───── Texto selecionado ─────

Carlos Trias Pintó: esta crise constitui um alerta muito sério de que temos de mudar o nosso estilo de vida

Ao início, a minha preocupação foi reunir a família, uma vez que o meu filho mais velho estava a estudar nos EUA. Foi uma grande alegria estarmos todos juntos de novo. O confinamento inicial permitiu-nos voltar a passar os serões em família, a ver filmes juntos, a jogar jogos de sociedade. Tudo isto num contexto de grande desassossego: Madrid era, nessa altura, uma das cidades europeias mais afetadas pela COVID-19, o sistema de saúde tinha colapsado e a falta de material médico obrigava os meus amigos médicos a lavar as suas próprias máscaras, uma vez que não havia equipamento de substituição. Tanto eles como as respetivas famílias acabaram rapidamente contagiados. Ainda assim, prevaleceu um sentimento de comunidade: todos os dias, às 20 horas, irrompiam aplausos das varandas de Madrid.

O confinamento foi o pontapé de saída para uma resposta dinâmica, e eu próprio fui recrutado – uma vez mais pela nossa sempre ativa vice-presidente Isabel Caño Aguilar – para contribuir, em nome do CESE, para a resposta da Aliança Europeia contra o Coronavírus, gerida com generosidade, flexibilidade e visão pela Plataforma Europeia para a Colaboração entre Polos Empresariais.

───── Dados extraídos ─────

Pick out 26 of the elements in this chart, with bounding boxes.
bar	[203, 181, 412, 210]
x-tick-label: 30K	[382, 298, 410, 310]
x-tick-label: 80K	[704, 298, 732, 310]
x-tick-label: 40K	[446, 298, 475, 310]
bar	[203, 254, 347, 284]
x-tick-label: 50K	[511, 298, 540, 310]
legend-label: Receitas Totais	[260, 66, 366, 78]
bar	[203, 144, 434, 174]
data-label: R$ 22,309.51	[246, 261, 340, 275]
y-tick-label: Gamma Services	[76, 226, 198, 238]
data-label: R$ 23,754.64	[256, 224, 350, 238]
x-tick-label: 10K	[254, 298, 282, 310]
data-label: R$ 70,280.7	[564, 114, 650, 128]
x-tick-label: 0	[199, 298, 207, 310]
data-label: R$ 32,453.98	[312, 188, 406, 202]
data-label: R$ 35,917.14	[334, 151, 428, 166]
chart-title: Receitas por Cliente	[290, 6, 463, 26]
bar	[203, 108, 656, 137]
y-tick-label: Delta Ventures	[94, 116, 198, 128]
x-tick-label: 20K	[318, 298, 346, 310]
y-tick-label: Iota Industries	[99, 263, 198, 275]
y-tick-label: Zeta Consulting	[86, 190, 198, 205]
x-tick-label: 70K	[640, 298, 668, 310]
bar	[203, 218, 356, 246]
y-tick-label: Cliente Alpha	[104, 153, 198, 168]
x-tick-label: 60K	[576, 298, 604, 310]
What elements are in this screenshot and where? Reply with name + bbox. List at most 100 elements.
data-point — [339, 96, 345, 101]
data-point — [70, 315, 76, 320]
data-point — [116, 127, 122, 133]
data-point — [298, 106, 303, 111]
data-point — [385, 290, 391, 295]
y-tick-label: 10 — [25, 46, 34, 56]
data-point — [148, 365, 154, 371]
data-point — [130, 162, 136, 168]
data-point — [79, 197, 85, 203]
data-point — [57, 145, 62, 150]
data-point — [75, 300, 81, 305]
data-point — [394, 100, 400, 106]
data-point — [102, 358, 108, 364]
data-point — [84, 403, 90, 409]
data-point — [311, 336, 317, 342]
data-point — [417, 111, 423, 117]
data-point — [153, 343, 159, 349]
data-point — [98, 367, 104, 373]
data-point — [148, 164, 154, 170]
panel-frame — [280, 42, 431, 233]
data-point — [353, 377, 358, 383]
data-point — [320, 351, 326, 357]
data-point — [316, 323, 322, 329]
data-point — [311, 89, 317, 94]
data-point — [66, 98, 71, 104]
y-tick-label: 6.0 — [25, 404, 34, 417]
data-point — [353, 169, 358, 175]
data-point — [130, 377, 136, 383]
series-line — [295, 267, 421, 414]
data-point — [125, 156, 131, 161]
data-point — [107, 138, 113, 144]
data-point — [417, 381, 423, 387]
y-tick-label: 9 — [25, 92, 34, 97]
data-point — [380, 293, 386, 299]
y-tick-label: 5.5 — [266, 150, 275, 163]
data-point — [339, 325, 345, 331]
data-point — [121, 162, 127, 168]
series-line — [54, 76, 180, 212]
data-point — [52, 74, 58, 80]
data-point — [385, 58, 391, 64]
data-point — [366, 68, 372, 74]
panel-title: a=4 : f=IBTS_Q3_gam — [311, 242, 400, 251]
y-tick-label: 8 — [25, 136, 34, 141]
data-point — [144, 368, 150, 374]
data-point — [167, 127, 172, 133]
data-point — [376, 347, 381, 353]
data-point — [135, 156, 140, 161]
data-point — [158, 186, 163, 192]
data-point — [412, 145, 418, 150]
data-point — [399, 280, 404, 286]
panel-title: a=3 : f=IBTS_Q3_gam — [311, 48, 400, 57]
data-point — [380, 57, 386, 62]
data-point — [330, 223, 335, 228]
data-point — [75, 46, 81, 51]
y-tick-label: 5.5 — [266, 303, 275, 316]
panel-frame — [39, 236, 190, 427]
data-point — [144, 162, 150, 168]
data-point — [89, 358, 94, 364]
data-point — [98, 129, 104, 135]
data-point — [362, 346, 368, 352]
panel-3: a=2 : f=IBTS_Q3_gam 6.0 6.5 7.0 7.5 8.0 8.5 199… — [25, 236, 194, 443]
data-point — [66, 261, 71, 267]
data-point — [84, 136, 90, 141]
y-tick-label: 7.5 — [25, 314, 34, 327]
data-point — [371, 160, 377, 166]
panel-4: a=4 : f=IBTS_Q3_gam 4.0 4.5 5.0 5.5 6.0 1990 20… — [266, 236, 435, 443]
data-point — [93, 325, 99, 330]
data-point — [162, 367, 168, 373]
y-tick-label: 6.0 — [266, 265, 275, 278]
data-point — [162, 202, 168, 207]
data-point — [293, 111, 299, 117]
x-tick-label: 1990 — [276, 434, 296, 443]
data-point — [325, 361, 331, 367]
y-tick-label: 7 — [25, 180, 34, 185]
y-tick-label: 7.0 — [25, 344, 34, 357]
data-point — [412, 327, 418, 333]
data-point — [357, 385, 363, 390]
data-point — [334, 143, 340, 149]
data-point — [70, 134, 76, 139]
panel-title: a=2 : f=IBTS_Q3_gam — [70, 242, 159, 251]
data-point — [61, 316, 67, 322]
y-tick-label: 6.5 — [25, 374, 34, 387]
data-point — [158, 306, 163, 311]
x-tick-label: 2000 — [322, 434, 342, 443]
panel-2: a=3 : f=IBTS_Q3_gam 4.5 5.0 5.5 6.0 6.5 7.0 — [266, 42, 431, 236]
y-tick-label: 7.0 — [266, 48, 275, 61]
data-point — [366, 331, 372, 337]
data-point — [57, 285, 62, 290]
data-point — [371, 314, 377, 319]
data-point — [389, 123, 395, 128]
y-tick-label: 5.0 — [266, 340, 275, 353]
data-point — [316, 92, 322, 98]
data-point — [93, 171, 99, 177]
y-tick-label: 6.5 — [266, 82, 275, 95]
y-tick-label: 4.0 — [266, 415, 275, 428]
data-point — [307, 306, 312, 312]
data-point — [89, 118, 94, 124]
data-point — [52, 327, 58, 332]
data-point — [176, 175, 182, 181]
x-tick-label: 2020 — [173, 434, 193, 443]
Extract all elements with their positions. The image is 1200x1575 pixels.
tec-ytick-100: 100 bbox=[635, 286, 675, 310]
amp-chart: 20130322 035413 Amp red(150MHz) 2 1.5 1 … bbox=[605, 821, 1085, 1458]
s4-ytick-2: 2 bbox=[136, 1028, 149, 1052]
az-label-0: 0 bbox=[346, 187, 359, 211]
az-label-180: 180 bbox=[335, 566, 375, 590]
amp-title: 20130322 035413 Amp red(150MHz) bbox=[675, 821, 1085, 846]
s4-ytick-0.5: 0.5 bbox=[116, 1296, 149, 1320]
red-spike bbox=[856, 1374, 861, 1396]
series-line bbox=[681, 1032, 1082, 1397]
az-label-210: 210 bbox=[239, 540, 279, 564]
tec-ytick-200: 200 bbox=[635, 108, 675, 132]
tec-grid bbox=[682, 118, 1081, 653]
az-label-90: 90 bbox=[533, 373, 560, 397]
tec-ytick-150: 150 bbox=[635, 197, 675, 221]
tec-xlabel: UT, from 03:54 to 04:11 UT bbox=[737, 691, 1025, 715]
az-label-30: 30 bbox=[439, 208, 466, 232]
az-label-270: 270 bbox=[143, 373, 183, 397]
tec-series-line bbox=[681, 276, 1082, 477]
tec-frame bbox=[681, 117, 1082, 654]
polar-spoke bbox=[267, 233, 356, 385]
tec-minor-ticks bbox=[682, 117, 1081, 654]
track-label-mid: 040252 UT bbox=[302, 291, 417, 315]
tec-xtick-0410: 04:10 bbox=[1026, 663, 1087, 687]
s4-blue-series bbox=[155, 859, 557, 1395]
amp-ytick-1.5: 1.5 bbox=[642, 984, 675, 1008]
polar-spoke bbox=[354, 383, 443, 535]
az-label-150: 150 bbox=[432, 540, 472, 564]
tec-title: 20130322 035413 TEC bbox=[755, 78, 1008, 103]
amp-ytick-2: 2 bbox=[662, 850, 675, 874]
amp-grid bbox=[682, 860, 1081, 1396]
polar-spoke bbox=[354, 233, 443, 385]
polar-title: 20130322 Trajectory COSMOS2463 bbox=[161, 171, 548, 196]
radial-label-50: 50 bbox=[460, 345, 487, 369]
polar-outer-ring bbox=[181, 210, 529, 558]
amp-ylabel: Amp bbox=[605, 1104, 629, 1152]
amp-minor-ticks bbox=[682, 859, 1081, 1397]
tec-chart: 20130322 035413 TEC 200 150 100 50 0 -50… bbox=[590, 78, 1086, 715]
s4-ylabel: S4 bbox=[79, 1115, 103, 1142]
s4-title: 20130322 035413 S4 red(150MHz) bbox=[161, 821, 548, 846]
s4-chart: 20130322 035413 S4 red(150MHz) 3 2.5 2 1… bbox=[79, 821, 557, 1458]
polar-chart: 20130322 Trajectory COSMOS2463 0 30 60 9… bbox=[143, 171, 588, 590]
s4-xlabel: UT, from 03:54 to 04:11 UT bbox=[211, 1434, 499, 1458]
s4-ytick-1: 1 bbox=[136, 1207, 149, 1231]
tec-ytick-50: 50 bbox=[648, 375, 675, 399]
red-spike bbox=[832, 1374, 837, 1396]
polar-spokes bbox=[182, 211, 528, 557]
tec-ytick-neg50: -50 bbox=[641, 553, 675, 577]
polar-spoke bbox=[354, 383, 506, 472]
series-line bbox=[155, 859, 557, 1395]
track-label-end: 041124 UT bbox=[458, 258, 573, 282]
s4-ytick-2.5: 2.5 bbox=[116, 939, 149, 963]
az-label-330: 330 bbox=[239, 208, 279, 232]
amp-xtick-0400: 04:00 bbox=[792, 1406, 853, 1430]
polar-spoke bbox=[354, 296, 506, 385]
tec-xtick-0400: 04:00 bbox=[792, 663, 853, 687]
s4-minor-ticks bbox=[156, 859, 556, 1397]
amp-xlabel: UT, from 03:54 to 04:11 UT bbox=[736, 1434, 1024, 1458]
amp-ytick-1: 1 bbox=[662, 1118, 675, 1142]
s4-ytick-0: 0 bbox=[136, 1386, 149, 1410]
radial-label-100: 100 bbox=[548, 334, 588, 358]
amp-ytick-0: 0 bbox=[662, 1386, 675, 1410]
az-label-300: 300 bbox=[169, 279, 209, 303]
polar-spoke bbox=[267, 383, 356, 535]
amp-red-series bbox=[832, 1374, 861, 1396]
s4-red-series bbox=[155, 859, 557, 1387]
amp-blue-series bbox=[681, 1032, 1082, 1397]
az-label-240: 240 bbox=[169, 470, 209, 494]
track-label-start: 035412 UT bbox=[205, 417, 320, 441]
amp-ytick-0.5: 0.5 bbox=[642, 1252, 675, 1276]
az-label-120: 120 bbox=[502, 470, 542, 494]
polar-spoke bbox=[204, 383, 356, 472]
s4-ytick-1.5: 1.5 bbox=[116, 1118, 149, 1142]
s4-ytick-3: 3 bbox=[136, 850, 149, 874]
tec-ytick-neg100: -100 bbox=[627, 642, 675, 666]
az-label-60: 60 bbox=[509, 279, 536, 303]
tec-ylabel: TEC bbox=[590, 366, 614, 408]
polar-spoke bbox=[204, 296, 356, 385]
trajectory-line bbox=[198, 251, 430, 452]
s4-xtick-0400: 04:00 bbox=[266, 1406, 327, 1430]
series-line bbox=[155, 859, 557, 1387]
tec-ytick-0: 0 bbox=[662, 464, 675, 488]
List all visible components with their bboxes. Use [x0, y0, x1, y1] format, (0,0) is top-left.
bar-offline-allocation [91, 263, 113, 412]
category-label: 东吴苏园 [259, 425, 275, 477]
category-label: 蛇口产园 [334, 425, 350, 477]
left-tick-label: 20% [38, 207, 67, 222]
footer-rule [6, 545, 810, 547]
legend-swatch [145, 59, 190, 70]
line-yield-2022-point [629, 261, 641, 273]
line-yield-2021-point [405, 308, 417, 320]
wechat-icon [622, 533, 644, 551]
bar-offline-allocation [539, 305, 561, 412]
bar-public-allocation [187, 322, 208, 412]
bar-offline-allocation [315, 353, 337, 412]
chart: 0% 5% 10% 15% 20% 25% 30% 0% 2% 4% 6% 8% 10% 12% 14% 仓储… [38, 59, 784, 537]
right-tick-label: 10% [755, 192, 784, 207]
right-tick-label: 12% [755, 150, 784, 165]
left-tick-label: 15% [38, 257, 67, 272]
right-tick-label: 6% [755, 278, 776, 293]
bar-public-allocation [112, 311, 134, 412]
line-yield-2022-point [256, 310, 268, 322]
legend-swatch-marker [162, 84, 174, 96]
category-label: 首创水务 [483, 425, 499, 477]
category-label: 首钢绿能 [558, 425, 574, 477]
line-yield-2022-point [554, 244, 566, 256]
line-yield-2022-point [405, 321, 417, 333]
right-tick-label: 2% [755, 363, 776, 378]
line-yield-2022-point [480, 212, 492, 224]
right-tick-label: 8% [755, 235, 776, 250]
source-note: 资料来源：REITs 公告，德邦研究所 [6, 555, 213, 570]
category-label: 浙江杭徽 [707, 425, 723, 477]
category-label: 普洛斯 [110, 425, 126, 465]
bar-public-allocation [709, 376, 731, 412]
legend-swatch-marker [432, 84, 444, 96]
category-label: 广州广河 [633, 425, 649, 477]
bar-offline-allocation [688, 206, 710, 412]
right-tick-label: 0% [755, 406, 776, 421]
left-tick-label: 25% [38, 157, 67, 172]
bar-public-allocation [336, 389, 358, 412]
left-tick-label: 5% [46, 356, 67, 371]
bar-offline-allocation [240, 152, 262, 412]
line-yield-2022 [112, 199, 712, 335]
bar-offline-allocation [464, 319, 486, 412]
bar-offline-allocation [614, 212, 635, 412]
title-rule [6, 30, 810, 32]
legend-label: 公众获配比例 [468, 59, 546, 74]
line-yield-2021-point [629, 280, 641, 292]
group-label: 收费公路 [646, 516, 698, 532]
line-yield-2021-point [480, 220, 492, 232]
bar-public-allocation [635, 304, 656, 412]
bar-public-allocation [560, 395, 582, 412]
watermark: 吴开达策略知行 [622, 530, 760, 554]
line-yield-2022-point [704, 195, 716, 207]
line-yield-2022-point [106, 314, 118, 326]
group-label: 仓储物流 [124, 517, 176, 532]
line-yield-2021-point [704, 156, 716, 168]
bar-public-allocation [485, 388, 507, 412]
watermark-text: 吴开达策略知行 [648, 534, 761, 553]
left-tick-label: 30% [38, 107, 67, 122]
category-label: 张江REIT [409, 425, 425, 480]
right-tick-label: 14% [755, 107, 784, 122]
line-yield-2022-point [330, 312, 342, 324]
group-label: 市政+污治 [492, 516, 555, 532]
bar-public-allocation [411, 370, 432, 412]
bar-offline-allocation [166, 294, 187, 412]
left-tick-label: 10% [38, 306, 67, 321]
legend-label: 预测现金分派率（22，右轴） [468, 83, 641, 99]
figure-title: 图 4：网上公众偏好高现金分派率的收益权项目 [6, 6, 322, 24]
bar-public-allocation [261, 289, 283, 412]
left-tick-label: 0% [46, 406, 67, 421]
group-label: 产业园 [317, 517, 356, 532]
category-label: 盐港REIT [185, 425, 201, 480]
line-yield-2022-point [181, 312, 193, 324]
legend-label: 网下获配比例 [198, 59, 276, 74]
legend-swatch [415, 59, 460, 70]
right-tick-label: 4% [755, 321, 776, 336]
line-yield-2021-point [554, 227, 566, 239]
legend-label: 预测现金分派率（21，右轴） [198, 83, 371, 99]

─────

• **Exercícios**
1 > De acordo com o testemunho de Carlos Trias Pintó, a que horas irrompiam todos os dias aplausos das varandas de Madrid?
2 > Enumere as qualidades com que, segundo o testemunho de Carlos Trias Pintó, a Plataforma Europeia para a Colaboração entre Polos Empresariais geriu a resposta da Aliança Europeia contra o Coronavírus.
3 > Escreva a continuação do testemunho de Carlos Trias Pintó a partir da última frase apresentada.
O material não é utilizado em nenhum dos exercícios.

• **Problemas resolvidos**
1 > Às 20 horas.

2 > Generosidade, flexibilidade e visão.

3 >
Trata-se de um espaço aberto e horizontal, onde começaram a germinar as primeiras respostas do tecido industrial, que incorporavam também as ações dos criadores (os makers) e as propostas de valor da comunidade, como a iniciativa «Achata a curva», e se conjugavam com uma função mais estratégica de exploração dos ecossistemas europeus e de cocriação de soluções, a partir dos três vetores incontornáveis de toda e qualquer ação futura: ecologia, digitalização e resiliência.

A sociedade tem agora de interiorizar que esta crise constitui um alerta muito sério de que temos de mudar o nosso estilo de vida, embora haja quem queira regressar ao statu quo.

Esqueçamos as receitas do passado. Dita-nos o bom senso que devemos adotar modelos de cooperação e estabelecer todo o tipo de parcerias entre diversos intervenientes que contribuam para a Europa inclusiva, social, humana e ética por que há tanto ansiamos, após inúmeras estratégias e políticas por concretizar.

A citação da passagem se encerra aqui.